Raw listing
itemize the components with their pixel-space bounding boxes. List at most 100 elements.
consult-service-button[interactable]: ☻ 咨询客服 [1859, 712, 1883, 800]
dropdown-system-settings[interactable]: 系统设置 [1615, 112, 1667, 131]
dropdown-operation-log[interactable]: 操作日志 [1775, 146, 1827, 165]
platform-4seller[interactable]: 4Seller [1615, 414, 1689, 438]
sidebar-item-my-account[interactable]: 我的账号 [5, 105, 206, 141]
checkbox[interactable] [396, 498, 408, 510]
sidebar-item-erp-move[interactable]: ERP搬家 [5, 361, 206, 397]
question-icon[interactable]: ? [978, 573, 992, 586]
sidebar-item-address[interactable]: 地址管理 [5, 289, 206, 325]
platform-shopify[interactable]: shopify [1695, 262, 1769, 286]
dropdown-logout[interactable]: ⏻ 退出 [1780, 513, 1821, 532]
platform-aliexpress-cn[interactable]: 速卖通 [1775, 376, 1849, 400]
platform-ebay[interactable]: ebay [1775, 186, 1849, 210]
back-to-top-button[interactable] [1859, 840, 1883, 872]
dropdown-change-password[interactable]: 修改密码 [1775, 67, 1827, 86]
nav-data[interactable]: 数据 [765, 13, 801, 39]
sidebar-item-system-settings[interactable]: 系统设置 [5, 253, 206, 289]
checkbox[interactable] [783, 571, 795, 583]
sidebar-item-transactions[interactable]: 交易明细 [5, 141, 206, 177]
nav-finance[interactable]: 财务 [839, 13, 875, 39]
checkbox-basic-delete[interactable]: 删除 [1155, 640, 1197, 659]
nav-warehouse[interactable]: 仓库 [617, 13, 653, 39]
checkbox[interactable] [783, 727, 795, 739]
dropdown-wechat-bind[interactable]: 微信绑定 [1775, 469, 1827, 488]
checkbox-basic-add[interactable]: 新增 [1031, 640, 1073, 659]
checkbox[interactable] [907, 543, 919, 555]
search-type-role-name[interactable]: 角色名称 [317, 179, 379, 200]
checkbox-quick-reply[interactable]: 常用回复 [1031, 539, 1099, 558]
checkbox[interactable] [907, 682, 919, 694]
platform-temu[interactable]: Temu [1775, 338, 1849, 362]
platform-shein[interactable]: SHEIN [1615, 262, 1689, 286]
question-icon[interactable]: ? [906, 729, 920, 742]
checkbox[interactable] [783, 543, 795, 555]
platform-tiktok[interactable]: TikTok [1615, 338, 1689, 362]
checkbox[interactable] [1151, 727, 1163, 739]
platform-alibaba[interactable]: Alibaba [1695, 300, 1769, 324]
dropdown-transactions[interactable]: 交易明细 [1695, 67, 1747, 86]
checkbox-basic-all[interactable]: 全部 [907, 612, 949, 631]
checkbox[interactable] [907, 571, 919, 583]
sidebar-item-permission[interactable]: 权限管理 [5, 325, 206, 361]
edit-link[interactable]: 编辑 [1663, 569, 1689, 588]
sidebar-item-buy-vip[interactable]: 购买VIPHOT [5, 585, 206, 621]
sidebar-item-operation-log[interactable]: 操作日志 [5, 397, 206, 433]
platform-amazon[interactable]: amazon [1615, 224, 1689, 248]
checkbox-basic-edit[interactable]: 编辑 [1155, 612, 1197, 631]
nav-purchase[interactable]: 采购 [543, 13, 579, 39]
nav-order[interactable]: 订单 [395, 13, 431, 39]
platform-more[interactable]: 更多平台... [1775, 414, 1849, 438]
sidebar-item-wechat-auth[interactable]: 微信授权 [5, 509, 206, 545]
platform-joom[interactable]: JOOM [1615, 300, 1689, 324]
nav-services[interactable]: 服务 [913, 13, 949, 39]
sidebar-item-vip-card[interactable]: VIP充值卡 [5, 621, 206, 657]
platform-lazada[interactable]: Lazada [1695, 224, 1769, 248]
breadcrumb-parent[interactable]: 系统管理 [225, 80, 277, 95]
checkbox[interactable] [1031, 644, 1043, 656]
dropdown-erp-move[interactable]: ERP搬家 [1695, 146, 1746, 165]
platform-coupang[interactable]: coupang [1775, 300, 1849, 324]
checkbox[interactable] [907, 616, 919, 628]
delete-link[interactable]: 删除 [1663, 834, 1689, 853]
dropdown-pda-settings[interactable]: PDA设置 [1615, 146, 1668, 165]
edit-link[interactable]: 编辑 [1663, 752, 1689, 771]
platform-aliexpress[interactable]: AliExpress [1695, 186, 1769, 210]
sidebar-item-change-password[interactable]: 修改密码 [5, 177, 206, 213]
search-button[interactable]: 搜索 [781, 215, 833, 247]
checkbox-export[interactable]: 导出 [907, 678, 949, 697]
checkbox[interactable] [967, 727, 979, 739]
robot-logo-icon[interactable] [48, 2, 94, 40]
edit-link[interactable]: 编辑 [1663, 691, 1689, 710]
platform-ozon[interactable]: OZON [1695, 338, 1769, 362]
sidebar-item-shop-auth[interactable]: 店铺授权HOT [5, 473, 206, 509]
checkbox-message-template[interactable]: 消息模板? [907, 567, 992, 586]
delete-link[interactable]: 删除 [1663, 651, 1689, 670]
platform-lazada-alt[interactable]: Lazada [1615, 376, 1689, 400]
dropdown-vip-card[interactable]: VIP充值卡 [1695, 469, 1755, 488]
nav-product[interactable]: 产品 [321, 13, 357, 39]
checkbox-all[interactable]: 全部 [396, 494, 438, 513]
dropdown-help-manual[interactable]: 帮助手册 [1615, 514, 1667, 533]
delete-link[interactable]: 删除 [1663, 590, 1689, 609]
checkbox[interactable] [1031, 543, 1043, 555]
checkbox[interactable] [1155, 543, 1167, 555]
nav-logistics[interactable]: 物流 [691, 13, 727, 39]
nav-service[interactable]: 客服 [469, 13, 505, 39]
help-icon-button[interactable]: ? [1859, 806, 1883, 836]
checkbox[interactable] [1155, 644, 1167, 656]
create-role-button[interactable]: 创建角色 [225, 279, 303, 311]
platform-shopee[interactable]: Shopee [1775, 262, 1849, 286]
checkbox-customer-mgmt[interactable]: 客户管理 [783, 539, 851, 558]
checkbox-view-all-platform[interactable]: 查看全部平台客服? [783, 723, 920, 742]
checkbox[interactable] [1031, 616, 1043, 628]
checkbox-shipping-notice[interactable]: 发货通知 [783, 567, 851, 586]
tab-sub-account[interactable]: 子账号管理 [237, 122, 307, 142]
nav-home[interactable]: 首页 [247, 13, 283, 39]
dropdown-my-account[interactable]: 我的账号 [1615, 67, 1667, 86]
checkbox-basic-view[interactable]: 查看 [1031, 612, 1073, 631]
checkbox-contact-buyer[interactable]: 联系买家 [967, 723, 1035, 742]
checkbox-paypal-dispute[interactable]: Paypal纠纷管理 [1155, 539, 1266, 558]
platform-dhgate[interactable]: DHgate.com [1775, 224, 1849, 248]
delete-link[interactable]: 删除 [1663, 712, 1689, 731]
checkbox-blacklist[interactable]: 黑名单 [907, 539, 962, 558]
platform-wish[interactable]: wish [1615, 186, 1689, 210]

WHAT TO DO
Reproduce the listing above line for line, keeping every character unchanged.

SOLUTION FOR THIS PROBLEM
itemize the components with their pixel-space bounding boxes. List at most 100 elements.
consult-service-button[interactable]: ☻ 咨询客服 [1859, 712, 1883, 800]
dropdown-system-settings[interactable]: 系统设置 [1615, 112, 1667, 131]
dropdown-operation-log[interactable]: 操作日志 [1775, 146, 1827, 165]
platform-4seller[interactable]: 4Seller [1615, 414, 1689, 438]
sidebar-item-my-account[interactable]: 我的账号 [5, 105, 206, 141]
checkbox[interactable] [396, 498, 408, 510]
sidebar-item-erp-move[interactable]: ERP搬家 [5, 361, 206, 397]
question-icon[interactable]: ? [978, 573, 992, 586]
sidebar-item-address[interactable]: 地址管理 [5, 289, 206, 325]
platform-shopify[interactable]: shopify [1695, 262, 1769, 286]
dropdown-logout[interactable]: ⏻ 退出 [1780, 513, 1821, 532]
platform-aliexpress-cn[interactable]: 速卖通 [1775, 376, 1849, 400]
platform-ebay[interactable]: ebay [1775, 186, 1849, 210]
back-to-top-button[interactable] [1859, 840, 1883, 872]
dropdown-change-password[interactable]: 修改密码 [1775, 67, 1827, 86]
nav-data[interactable]: 数据 [765, 13, 801, 39]
sidebar-item-system-settings[interactable]: 系统设置 [5, 253, 206, 289]
checkbox[interactable] [783, 571, 795, 583]
sidebar-item-transactions[interactable]: 交易明细 [5, 141, 206, 177]
nav-finance[interactable]: 财务 [839, 13, 875, 39]
checkbox-basic-delete[interactable]: 删除 [1155, 640, 1197, 659]
nav-warehouse[interactable]: 仓库 [617, 13, 653, 39]
checkbox[interactable] [783, 727, 795, 739]
dropdown-wechat-bind[interactable]: 微信绑定 [1775, 469, 1827, 488]
checkbox-basic-add[interactable]: 新增 [1031, 640, 1073, 659]
checkbox[interactable] [907, 543, 919, 555]
search-type-role-name[interactable]: 角色名称 [317, 179, 379, 200]
checkbox-quick-reply[interactable]: 常用回复 [1031, 539, 1099, 558]
checkbox[interactable] [907, 682, 919, 694]
platform-temu[interactable]: Temu [1775, 338, 1849, 362]
platform-shein[interactable]: SHEIN [1615, 262, 1689, 286]
question-icon[interactable]: ? [906, 729, 920, 742]
checkbox[interactable] [783, 543, 795, 555]
platform-tiktok[interactable]: TikTok [1615, 338, 1689, 362]
checkbox[interactable] [1151, 727, 1163, 739]
platform-alibaba[interactable]: Alibaba [1695, 300, 1769, 324]
dropdown-transactions[interactable]: 交易明细 [1695, 67, 1747, 86]
checkbox-basic-all[interactable]: 全部 [907, 612, 949, 631]
checkbox[interactable] [907, 571, 919, 583]
sidebar-item-permission[interactable]: 权限管理 [5, 325, 206, 361]
edit-link[interactable]: 编辑 [1663, 569, 1689, 588]
sidebar-item-buy-vip[interactable]: 购买VIPHOT [5, 585, 206, 621]
sidebar-item-operation-log[interactable]: 操作日志 [5, 397, 206, 433]
platform-amazon[interactable]: amazon [1615, 224, 1689, 248]
checkbox-basic-edit[interactable]: 编辑 [1155, 612, 1197, 631]
nav-purchase[interactable]: 采购 [543, 13, 579, 39]
nav-order[interactable]: 订单 [395, 13, 431, 39]
platform-more[interactable]: 更多平台... [1775, 414, 1849, 438]
sidebar-item-wechat-auth[interactable]: 微信授权 [5, 509, 206, 545]
platform-joom[interactable]: JOOM [1615, 300, 1689, 324]
nav-services[interactable]: 服务 [913, 13, 949, 39]
sidebar-item-vip-card[interactable]: VIP充值卡 [5, 621, 206, 657]
platform-lazada[interactable]: Lazada [1695, 224, 1769, 248]
breadcrumb-parent[interactable]: 系统管理 [225, 80, 277, 95]
checkbox[interactable] [1031, 644, 1043, 656]
dropdown-erp-move[interactable]: ERP搬家 [1695, 146, 1746, 165]
platform-coupang[interactable]: coupang [1775, 300, 1849, 324]
checkbox[interactable] [907, 616, 919, 628]
delete-link[interactable]: 删除 [1663, 834, 1689, 853]
dropdown-pda-settings[interactable]: PDA设置 [1615, 146, 1668, 165]
edit-link[interactable]: 编辑 [1663, 752, 1689, 771]
platform-aliexpress[interactable]: AliExpress [1695, 186, 1769, 210]
sidebar-item-change-password[interactable]: 修改密码 [5, 177, 206, 213]
search-button[interactable]: 搜索 [781, 215, 833, 247]
checkbox-export[interactable]: 导出 [907, 678, 949, 697]
checkbox[interactable] [967, 727, 979, 739]
robot-logo-icon[interactable] [48, 2, 94, 40]
edit-link[interactable]: 编辑 [1663, 691, 1689, 710]
platform-ozon[interactable]: OZON [1695, 338, 1769, 362]
sidebar-item-shop-auth[interactable]: 店铺授权HOT [5, 473, 206, 509]
checkbox-message-template[interactable]: 消息模板? [907, 567, 992, 586]
delete-link[interactable]: 删除 [1663, 651, 1689, 670]
platform-lazada-alt[interactable]: Lazada [1615, 376, 1689, 400]
dropdown-vip-card[interactable]: VIP充值卡 [1695, 469, 1755, 488]
nav-product[interactable]: 产品 [321, 13, 357, 39]
checkbox-all[interactable]: 全部 [396, 494, 438, 513]
dropdown-help-manual[interactable]: 帮助手册 [1615, 514, 1667, 533]
delete-link[interactable]: 删除 [1663, 590, 1689, 609]
checkbox[interactable] [1031, 543, 1043, 555]
checkbox[interactable] [1155, 543, 1167, 555]
nav-logistics[interactable]: 物流 [691, 13, 727, 39]
nav-service[interactable]: 客服 [469, 13, 505, 39]
help-icon-button[interactable]: ? [1859, 806, 1883, 836]
checkbox[interactable] [1155, 644, 1167, 656]
create-role-button[interactable]: 创建角色 [225, 279, 303, 311]
platform-shopee[interactable]: Shopee [1775, 262, 1849, 286]
checkbox-customer-mgmt[interactable]: 客户管理 [783, 539, 851, 558]
checkbox-view-all-platform[interactable]: 查看全部平台客服? [783, 723, 920, 742]
checkbox[interactable] [1031, 616, 1043, 628]
checkbox-shipping-notice[interactable]: 发货通知 [783, 567, 851, 586]
tab-sub-account[interactable]: 子账号管理 [237, 122, 307, 142]
nav-home[interactable]: 首页 [247, 13, 283, 39]
dropdown-my-account[interactable]: 我的账号 [1615, 67, 1667, 86]
checkbox-basic-view[interactable]: 查看 [1031, 612, 1073, 631]
checkbox-contact-buyer[interactable]: 联系买家 [967, 723, 1035, 742]
checkbox-paypal-dispute[interactable]: Paypal纠纷管理 [1155, 539, 1266, 558]
platform-dhgate[interactable]: DHgate.com [1775, 224, 1849, 248]
delete-link[interactable]: 删除 [1663, 712, 1689, 731]
checkbox-blacklist[interactable]: 黑名单 [907, 539, 962, 558]
platform-wish[interactable]: wish [1615, 186, 1689, 210]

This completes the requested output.